> [Goal]: What follows is a block of records; reproduce all of it verbatim.

> [The input]:
——
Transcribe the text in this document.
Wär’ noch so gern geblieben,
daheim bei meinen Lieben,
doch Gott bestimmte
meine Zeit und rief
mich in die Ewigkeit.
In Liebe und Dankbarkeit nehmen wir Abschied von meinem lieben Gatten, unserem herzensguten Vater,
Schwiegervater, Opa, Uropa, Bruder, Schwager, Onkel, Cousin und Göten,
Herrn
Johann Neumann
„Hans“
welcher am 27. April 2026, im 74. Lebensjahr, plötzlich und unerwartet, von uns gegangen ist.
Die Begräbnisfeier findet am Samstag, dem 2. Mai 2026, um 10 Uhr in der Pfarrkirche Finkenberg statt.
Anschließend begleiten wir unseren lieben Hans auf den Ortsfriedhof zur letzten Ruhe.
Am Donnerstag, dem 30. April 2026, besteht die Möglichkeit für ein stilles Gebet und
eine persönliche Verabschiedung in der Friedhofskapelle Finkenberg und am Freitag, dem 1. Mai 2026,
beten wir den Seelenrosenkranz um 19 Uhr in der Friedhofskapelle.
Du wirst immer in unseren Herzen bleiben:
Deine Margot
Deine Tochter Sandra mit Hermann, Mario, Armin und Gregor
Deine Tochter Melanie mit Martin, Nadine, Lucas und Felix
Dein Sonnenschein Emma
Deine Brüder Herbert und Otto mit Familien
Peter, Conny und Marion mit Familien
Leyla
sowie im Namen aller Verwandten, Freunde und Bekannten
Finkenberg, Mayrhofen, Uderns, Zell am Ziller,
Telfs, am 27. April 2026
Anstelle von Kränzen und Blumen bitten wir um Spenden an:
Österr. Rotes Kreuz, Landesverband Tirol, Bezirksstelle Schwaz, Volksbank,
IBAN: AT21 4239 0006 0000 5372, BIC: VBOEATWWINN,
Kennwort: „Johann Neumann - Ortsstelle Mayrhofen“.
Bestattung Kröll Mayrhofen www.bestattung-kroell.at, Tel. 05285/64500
——
> [Exercise output]:
Transcribe the text in this document.
Wär’ noch so gern geblieben,
daheim bei meinen Lieben,
doch Gott bestimmte
meine Zeit und rief
mich in die Ewigkeit.
In Liebe und Dankbarkeit nehmen wir Abschied von meinem lieben Gatten, unserem herzensguten Vater,
Schwiegervater, Opa, Uropa, Bruder, Schwager, Onkel, Cousin und Göten,
Herrn
Johann Neumann
„Hans“
welcher am 27. April 2026, im 74. Lebensjahr, plötzlich und unerwartet, von uns gegangen ist.
Die Begräbnisfeier findet am Samstag, dem 2. Mai 2026, um 10 Uhr in der Pfarrkirche Finkenberg statt.
Anschließend begleiten wir unseren lieben Hans auf den Ortsfriedhof zur letzten Ruhe.
Am Donnerstag, dem 30. April 2026, besteht die Möglichkeit für ein stilles Gebet und
eine persönliche Verabschiedung in der Friedhofskapelle Finkenberg und am Freitag, dem 1. Mai 2026,
beten wir den Seelenrosenkranz um 19 Uhr in der Friedhofskapelle.
Du wirst immer in unseren Herzen bleiben:
Deine Margot
Deine Tochter Sandra mit Hermann, Mario, Armin und Gregor
Deine Tochter Melanie mit Martin, Nadine, Lucas und Felix
Dein Sonnenschein Emma
Deine Brüder Herbert und Otto mit Familien
Peter, Conny und Marion mit Familien
Leyla
sowie im Namen aller Verwandten, Freunde und Bekannten
Finkenberg, Mayrhofen, Uderns, Zell am Ziller,
Telfs, am 27. April 2026
Anstelle von Kränzen und Blumen bitten wir um Spenden an:
Österr. Rotes Kreuz, Landesverband Tirol, Bezirksstelle Schwaz, Volksbank,
IBAN: AT21 4239 0006 0000 5372, BIC: VBOEATWWINN,
Kennwort: „Johann Neumann - Ortsstelle Mayrhofen“.
Bestattung Kröll Mayrhofen www.bestattung-kroell.at, Tel. 05285/64500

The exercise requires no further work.